**GIVEN ENTRIES:**
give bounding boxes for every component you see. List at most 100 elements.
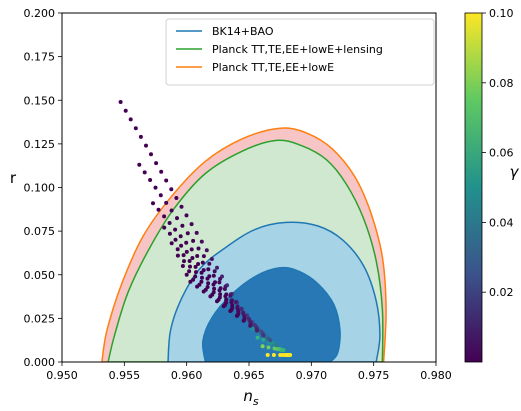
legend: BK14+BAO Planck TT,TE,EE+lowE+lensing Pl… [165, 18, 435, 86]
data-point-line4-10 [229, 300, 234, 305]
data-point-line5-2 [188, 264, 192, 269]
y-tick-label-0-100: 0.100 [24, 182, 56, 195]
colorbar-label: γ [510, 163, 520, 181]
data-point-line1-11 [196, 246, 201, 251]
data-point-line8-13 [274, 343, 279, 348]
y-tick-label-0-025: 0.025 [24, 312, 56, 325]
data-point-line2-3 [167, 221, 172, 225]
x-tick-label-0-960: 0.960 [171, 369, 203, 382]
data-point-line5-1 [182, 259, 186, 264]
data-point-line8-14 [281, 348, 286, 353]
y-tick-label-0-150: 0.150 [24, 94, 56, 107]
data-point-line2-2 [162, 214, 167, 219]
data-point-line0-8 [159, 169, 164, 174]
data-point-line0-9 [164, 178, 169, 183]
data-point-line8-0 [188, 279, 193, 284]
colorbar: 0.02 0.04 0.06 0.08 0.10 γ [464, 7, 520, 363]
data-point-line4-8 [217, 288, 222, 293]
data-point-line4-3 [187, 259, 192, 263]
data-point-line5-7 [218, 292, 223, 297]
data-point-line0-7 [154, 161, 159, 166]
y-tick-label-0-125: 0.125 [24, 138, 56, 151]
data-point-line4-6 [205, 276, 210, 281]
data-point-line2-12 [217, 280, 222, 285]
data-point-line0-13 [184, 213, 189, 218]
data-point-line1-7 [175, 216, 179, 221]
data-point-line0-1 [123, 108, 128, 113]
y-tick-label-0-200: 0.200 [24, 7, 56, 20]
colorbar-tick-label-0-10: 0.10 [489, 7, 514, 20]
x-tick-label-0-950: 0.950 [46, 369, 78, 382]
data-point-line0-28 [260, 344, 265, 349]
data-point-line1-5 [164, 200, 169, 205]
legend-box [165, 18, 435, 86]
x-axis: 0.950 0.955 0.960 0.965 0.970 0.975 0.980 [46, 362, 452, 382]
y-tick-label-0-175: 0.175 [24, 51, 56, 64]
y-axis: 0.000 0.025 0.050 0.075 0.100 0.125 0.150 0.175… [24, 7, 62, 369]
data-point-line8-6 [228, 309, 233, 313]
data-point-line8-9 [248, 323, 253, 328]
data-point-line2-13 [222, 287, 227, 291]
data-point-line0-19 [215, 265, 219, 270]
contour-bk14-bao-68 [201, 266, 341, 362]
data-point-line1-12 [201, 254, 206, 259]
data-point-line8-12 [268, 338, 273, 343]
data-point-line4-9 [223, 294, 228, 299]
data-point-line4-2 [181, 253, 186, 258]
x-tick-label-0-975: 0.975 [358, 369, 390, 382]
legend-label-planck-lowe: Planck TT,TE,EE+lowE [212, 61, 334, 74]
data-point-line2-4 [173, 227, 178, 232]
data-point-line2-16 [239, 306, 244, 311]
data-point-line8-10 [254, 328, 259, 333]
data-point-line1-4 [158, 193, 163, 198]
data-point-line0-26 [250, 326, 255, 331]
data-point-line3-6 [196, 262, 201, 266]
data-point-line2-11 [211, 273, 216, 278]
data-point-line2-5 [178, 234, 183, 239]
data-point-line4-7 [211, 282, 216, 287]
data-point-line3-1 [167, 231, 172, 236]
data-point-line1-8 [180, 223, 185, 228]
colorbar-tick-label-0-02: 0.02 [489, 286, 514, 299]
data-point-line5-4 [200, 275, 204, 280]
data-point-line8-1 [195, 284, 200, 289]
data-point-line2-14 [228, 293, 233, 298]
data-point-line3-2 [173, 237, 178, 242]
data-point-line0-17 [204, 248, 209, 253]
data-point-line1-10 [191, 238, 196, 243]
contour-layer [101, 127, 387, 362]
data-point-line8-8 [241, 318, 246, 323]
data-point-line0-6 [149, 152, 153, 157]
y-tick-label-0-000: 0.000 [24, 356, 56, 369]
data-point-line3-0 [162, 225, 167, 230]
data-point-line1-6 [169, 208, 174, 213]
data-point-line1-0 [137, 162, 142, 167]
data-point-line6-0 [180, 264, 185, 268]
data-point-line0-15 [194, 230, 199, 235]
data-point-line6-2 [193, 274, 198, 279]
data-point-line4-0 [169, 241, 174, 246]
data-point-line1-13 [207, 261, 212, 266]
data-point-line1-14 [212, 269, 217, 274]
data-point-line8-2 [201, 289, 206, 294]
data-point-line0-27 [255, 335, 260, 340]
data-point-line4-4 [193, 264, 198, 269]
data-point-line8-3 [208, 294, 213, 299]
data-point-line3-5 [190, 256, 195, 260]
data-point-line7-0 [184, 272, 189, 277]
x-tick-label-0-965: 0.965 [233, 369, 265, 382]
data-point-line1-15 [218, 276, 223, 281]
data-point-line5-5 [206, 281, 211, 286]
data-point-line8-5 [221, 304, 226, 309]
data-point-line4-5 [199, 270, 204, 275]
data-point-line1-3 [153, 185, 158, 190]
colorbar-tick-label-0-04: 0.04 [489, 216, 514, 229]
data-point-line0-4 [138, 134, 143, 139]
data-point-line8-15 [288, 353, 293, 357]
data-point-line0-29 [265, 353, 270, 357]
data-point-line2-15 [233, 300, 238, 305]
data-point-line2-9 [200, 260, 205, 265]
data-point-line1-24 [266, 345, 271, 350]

**OBJECTIVE:** Switch each "data-point" in the data to "marker" and write out all the lines again with nothing else changed. Leave the picture out.

**RESPONSE TO THE TASK:**
give bounding boxes for every component you see. List at most 100 elements.
legend: BK14+BAO Planck TT,TE,EE+lowE+lensing Pl… [165, 18, 435, 86]
marker-line4-10 [229, 300, 234, 305]
marker-line5-2 [188, 264, 192, 269]
y-tick-label-0-100: 0.100 [24, 182, 56, 195]
colorbar-label: γ [510, 163, 520, 181]
marker-line1-11 [196, 246, 201, 251]
marker-line8-13 [274, 343, 279, 348]
y-tick-label-0-025: 0.025 [24, 312, 56, 325]
marker-line2-3 [167, 221, 172, 225]
x-tick-label-0-960: 0.960 [171, 369, 203, 382]
marker-line5-1 [182, 259, 186, 264]
marker-line8-14 [281, 348, 286, 353]
y-tick-label-0-150: 0.150 [24, 94, 56, 107]
marker-line2-2 [162, 214, 167, 219]
marker-line0-8 [159, 169, 164, 174]
marker-line0-9 [164, 178, 169, 183]
marker-line8-0 [188, 279, 193, 284]
colorbar: 0.02 0.04 0.06 0.08 0.10 γ [464, 7, 520, 363]
marker-line4-8 [217, 288, 222, 293]
marker-line4-3 [187, 259, 192, 263]
marker-line5-7 [218, 292, 223, 297]
marker-line0-7 [154, 161, 159, 166]
y-tick-label-0-125: 0.125 [24, 138, 56, 151]
marker-line4-6 [205, 276, 210, 281]
marker-line2-12 [217, 280, 222, 285]
marker-line0-13 [184, 213, 189, 218]
marker-line1-7 [175, 216, 179, 221]
marker-line0-1 [123, 108, 128, 113]
y-tick-label-0-200: 0.200 [24, 7, 56, 20]
colorbar-tick-label-0-10: 0.10 [489, 7, 514, 20]
x-tick-label-0-950: 0.950 [46, 369, 78, 382]
marker-line0-28 [260, 344, 265, 349]
marker-line1-5 [164, 200, 169, 205]
legend-box [165, 18, 435, 86]
x-axis: 0.950 0.955 0.960 0.965 0.970 0.975 0.980 [46, 362, 452, 382]
y-tick-label-0-175: 0.175 [24, 51, 56, 64]
y-axis: 0.000 0.025 0.050 0.075 0.100 0.125 0.150 0.175… [24, 7, 62, 369]
marker-line8-6 [228, 309, 233, 313]
marker-line8-9 [248, 323, 253, 328]
marker-line2-13 [222, 287, 227, 291]
marker-line0-19 [215, 265, 219, 270]
contour-bk14-bao-68 [201, 266, 341, 362]
marker-line1-12 [201, 254, 206, 259]
marker-line8-12 [268, 338, 273, 343]
marker-line4-9 [223, 294, 228, 299]
marker-line4-2 [181, 253, 186, 258]
x-tick-label-0-975: 0.975 [358, 369, 390, 382]
legend-label-planck-lowe: Planck TT,TE,EE+lowE [212, 61, 334, 74]
marker-line2-4 [173, 227, 178, 232]
marker-line2-16 [239, 306, 244, 311]
marker-line8-10 [254, 328, 259, 333]
marker-line1-4 [158, 193, 163, 198]
marker-line0-26 [250, 326, 255, 331]
marker-line3-6 [196, 262, 201, 266]
marker-line2-11 [211, 273, 216, 278]
marker-line2-5 [178, 234, 183, 239]
marker-line4-7 [211, 282, 216, 287]
marker-line3-1 [167, 231, 172, 236]
marker-line1-8 [180, 223, 185, 228]
colorbar-tick-label-0-02: 0.02 [489, 286, 514, 299]
marker-line5-4 [200, 275, 204, 280]
marker-line8-1 [195, 284, 200, 289]
marker-line2-14 [228, 293, 233, 298]
marker-line3-2 [173, 237, 178, 242]
marker-line0-17 [204, 248, 209, 253]
marker-line1-10 [191, 238, 196, 243]
contour-layer [101, 127, 387, 362]
marker-line8-8 [241, 318, 246, 323]
marker-line0-6 [149, 152, 153, 157]
y-tick-label-0-000: 0.000 [24, 356, 56, 369]
marker-line3-0 [162, 225, 167, 230]
marker-line1-6 [169, 208, 174, 213]
marker-line1-0 [137, 162, 142, 167]
marker-line6-0 [180, 264, 185, 268]
marker-line0-15 [194, 230, 199, 235]
marker-line6-2 [193, 274, 198, 279]
marker-line4-0 [169, 241, 174, 246]
marker-line1-13 [207, 261, 212, 266]
marker-line1-14 [212, 269, 217, 274]
marker-line8-2 [201, 289, 206, 294]
marker-line0-27 [255, 335, 260, 340]
marker-line4-4 [193, 264, 198, 269]
marker-line8-3 [208, 294, 213, 299]
marker-line3-5 [190, 256, 195, 260]
marker-line7-0 [184, 272, 189, 277]
x-tick-label-0-965: 0.965 [233, 369, 265, 382]
marker-line1-15 [218, 276, 223, 281]
marker-line5-5 [206, 281, 211, 286]
marker-line8-5 [221, 304, 226, 309]
marker-line4-5 [199, 270, 204, 275]
marker-line1-3 [153, 185, 158, 190]
colorbar-tick-label-0-04: 0.04 [489, 216, 514, 229]
marker-line0-4 [138, 134, 143, 139]
marker-line8-15 [288, 353, 293, 357]
marker-line0-29 [265, 353, 270, 357]
marker-line2-15 [233, 300, 238, 305]
marker-line2-9 [200, 260, 205, 265]
marker-line1-24 [266, 345, 271, 350]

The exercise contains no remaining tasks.